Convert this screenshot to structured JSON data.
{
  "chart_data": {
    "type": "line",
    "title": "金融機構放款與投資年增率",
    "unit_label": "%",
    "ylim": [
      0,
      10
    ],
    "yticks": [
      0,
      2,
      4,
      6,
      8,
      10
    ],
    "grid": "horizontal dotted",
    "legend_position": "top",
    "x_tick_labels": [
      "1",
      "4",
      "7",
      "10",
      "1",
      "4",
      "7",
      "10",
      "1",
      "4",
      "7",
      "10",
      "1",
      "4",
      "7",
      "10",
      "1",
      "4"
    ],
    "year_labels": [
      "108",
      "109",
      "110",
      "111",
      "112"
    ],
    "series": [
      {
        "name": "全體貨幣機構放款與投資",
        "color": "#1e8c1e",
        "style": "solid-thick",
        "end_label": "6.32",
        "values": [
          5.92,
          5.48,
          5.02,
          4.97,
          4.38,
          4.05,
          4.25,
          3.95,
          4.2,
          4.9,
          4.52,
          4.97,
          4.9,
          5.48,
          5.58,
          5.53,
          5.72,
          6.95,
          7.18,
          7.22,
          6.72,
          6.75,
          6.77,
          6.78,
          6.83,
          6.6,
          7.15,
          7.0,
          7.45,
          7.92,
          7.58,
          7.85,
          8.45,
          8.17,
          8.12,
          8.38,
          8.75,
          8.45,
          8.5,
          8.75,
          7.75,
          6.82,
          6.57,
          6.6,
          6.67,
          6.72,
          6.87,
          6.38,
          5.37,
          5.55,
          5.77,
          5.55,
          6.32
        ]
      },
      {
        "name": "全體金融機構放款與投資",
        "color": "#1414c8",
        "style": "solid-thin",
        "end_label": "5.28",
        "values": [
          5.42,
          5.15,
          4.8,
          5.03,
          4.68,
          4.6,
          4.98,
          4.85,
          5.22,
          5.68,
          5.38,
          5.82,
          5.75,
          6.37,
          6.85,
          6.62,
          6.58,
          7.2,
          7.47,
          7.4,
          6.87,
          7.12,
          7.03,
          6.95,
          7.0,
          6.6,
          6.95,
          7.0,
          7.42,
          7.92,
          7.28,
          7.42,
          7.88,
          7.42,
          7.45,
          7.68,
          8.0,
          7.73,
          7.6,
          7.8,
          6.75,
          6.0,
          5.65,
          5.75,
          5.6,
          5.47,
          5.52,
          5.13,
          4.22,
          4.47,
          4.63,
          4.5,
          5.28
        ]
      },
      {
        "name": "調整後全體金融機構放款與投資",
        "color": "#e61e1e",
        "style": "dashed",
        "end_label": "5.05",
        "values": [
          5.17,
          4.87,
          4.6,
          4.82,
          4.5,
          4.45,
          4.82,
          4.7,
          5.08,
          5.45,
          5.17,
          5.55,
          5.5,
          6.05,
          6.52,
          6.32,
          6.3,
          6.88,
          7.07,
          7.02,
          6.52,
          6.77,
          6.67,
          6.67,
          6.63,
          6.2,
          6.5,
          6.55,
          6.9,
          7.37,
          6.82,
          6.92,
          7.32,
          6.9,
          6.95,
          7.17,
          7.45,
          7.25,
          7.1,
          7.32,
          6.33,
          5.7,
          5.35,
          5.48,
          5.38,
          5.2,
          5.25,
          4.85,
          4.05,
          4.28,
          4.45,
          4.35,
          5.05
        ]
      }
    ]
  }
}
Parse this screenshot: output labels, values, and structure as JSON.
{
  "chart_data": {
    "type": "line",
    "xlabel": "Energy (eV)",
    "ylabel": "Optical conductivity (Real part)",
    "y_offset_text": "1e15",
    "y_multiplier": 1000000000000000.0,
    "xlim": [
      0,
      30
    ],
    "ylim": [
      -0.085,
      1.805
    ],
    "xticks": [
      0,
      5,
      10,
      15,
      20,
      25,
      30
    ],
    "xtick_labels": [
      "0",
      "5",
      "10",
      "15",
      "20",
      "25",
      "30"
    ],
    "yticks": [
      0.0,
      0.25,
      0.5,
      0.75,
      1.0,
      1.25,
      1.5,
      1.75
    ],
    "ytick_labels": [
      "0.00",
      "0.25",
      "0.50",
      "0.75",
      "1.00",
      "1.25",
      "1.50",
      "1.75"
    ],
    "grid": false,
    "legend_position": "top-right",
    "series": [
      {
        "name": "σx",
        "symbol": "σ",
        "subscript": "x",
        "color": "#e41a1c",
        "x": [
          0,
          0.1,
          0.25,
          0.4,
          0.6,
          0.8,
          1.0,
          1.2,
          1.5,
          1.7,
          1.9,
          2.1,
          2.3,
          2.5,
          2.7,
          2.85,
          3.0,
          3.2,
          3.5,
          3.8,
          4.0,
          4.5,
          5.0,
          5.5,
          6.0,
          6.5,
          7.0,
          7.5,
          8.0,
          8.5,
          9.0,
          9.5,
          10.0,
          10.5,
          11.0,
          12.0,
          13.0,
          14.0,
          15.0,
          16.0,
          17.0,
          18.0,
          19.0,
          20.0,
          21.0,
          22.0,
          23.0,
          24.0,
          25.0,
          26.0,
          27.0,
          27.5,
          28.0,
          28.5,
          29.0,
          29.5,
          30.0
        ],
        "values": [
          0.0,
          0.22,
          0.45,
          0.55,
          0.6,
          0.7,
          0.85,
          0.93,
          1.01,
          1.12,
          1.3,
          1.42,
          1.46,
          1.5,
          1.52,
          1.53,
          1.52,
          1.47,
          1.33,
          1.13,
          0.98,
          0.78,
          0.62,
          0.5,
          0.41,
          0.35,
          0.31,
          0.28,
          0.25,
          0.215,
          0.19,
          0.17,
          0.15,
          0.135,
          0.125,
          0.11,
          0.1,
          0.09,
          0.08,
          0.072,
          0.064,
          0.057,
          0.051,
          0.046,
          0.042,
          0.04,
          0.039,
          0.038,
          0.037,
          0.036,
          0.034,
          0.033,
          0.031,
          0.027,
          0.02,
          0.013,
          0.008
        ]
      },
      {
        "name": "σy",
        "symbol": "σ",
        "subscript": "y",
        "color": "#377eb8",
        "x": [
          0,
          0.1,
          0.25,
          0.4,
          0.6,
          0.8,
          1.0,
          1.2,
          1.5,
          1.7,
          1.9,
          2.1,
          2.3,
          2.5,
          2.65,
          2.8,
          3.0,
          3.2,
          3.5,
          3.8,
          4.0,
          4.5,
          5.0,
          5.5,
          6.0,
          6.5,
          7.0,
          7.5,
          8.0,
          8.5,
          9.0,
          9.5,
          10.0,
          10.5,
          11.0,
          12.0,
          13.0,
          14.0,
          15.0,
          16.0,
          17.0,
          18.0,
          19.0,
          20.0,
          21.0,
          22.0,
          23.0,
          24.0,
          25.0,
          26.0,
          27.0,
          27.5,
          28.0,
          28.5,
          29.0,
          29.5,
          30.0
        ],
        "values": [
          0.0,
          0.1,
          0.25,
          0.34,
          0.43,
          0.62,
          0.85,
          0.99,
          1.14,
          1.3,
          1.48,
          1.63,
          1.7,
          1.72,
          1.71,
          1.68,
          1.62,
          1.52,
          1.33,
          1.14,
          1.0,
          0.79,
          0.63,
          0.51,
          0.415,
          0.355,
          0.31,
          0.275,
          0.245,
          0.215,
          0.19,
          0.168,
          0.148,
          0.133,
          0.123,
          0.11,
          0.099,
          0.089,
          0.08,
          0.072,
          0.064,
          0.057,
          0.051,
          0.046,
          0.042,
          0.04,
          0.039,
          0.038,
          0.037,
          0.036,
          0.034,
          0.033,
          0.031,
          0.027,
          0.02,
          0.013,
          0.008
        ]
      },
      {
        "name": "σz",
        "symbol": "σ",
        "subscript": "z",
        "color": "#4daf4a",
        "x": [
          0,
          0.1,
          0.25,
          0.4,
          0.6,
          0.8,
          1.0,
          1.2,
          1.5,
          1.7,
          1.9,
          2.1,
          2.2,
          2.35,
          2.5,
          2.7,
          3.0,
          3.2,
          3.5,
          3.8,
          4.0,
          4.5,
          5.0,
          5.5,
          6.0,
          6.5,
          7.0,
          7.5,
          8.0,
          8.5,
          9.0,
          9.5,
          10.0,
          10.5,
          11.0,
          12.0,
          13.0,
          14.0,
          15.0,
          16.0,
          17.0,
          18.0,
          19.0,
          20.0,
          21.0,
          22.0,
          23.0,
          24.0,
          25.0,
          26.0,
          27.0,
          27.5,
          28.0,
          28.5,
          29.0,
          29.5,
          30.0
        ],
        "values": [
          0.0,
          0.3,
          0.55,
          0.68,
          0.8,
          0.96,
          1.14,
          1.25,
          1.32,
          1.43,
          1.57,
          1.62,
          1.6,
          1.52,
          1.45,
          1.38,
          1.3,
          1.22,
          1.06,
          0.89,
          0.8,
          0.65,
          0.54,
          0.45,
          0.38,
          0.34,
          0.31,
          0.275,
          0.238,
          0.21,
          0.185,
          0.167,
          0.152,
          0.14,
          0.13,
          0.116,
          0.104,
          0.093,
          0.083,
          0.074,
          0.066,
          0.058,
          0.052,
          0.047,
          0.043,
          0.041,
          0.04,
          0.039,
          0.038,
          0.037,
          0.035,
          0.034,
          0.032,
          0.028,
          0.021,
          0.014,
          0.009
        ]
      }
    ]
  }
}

:::::

▸ **WRITTEN PROBLEM**
From the data above, gather every line that includes the word "color".

▸ **WRITTEN RESPONSE**
        "color": "#1e8c1e",
        "color": "#1414c8",
        "color": "#e61e1e",
        "color": "#e41a1c",
        "color": "#377eb8",
        "color": "#4daf4a",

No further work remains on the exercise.